◆ Written task: Convert the entries below into a Markdown table with the columns Row and Entry line, starting at the line containing "List all visible" and ending at the line containing "exam-title: 重点学校期末测评卷 (278, 263, 522, 292)". Number each row, skip any blank lines, and omit the pictures.

◆ Provided material:
--- --- ---

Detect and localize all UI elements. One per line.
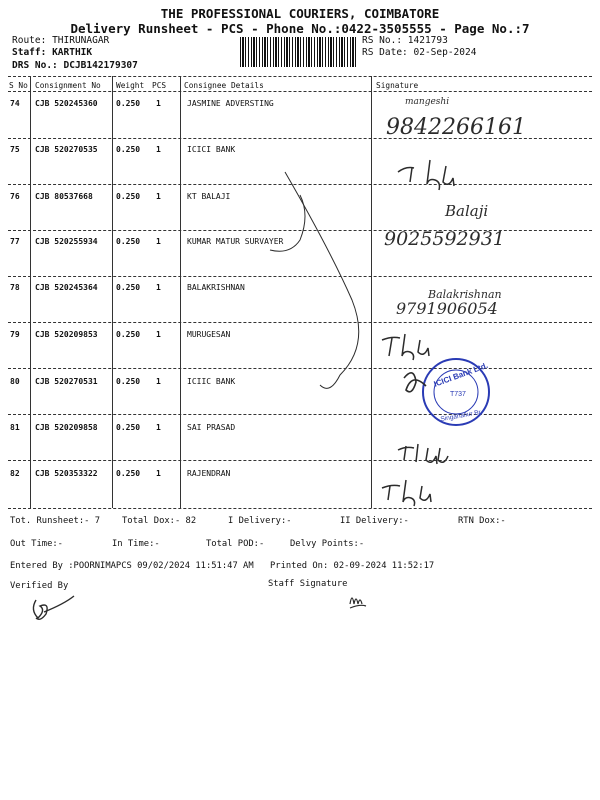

--- --- ---

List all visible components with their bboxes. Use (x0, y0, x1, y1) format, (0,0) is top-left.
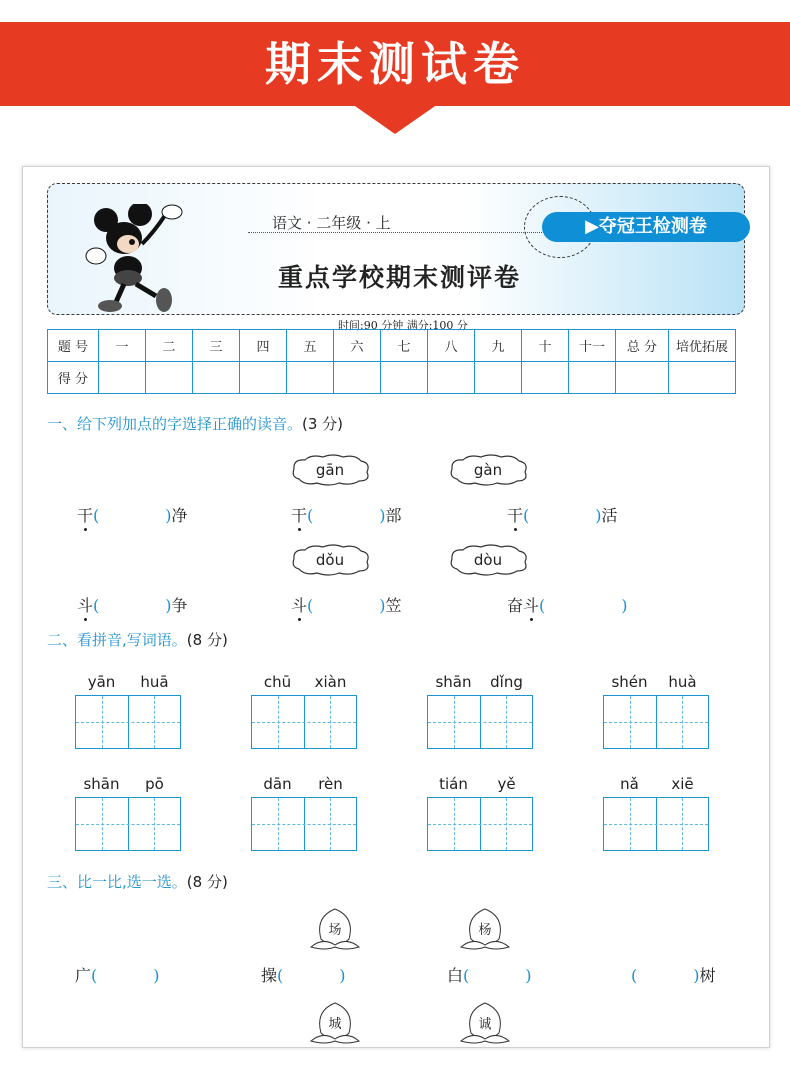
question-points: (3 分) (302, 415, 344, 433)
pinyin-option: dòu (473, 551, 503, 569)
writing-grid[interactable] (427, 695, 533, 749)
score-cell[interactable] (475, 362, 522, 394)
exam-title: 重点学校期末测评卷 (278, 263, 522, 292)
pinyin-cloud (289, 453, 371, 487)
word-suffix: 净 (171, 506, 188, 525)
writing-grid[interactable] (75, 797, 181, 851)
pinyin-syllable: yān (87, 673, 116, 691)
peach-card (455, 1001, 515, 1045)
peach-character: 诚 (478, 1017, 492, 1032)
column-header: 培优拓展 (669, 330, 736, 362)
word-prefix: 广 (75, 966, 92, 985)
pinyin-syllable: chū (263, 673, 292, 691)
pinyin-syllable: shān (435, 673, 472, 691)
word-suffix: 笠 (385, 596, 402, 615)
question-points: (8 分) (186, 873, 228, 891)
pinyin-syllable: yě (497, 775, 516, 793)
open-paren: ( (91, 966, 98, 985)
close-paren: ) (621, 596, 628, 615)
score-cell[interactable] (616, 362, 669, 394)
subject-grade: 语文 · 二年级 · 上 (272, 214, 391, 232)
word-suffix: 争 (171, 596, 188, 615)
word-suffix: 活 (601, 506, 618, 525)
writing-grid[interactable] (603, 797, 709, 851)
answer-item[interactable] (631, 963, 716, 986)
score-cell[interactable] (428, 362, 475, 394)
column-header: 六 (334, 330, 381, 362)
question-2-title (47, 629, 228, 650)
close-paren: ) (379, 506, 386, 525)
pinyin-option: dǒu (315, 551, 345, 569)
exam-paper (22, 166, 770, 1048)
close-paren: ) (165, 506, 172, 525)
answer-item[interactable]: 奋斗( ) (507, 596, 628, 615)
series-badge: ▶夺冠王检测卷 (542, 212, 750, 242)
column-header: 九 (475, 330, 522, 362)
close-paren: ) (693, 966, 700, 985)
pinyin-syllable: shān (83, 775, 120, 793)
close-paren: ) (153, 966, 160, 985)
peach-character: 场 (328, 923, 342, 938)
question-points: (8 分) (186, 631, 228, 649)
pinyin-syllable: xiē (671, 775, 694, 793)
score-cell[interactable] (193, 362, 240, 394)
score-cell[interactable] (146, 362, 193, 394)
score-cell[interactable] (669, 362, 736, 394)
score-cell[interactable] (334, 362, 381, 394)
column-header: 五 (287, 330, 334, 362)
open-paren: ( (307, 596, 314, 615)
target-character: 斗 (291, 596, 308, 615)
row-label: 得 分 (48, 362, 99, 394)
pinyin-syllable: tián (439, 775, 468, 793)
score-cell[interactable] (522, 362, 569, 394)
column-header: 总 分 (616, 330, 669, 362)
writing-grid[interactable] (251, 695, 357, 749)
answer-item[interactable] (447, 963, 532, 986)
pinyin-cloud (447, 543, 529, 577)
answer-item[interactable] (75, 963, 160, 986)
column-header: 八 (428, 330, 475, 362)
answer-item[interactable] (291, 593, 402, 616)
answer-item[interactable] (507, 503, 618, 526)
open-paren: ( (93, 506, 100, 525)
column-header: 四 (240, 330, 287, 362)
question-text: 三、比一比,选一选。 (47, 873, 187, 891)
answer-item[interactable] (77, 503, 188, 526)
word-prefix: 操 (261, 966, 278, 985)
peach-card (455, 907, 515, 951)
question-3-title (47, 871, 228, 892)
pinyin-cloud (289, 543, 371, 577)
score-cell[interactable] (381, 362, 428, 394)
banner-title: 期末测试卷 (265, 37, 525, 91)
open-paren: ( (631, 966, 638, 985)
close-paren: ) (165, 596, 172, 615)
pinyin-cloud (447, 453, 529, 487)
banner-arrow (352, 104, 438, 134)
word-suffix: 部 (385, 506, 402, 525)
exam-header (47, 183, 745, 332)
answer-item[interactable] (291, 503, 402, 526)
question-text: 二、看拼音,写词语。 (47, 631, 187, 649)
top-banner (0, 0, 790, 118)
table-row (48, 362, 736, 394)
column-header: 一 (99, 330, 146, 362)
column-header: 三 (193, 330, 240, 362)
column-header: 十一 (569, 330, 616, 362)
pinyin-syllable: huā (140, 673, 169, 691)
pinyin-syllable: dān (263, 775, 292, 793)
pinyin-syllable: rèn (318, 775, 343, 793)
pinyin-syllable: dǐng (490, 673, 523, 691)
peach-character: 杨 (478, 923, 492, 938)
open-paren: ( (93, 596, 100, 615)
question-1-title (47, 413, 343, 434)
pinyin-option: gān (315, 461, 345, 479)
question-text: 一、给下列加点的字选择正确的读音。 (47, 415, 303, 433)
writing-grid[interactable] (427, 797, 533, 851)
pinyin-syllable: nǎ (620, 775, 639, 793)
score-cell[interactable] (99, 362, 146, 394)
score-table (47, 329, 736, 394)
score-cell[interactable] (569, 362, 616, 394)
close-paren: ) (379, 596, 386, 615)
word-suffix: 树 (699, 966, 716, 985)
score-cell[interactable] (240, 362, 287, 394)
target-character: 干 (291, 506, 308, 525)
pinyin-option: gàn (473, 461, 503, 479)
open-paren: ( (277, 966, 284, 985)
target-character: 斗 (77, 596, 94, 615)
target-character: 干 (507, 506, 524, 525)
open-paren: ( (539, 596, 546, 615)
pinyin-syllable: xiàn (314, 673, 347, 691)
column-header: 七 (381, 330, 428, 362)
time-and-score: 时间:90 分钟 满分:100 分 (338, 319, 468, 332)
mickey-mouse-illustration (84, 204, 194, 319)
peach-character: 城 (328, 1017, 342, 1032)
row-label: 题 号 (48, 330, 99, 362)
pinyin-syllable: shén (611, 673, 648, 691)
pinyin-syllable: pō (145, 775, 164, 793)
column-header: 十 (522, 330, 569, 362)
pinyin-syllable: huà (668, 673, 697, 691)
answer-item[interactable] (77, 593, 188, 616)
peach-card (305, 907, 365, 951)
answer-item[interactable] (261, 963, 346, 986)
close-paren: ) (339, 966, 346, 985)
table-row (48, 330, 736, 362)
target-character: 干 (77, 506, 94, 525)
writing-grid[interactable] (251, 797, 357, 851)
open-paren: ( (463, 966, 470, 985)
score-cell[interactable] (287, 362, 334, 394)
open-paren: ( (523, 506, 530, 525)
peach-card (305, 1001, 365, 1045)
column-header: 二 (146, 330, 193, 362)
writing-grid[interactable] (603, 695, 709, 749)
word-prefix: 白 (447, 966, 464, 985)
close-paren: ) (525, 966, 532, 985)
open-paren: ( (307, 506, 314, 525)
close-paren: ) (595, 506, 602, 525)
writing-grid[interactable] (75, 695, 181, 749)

--- --- ---

◆ Reply to the exercise:
| Row | Entry line |
|---|---|
| 1 | List all visible components with their bboxes. Use (x0, y0, x1, y1) format, (0,0) is top-left. |
| 2 | question-points: (3 分) (302, 415, 344, 433) |
| 3 | pinyin-option: dòu (473, 551, 503, 569) |
| 4 | writing-grid[interactable] (427, 695, 533, 749) |
| 5 | score-cell[interactable] (475, 362, 522, 394) |
| 6 | exam-title: 重点学校期末测评卷 (278, 263, 522, 292) |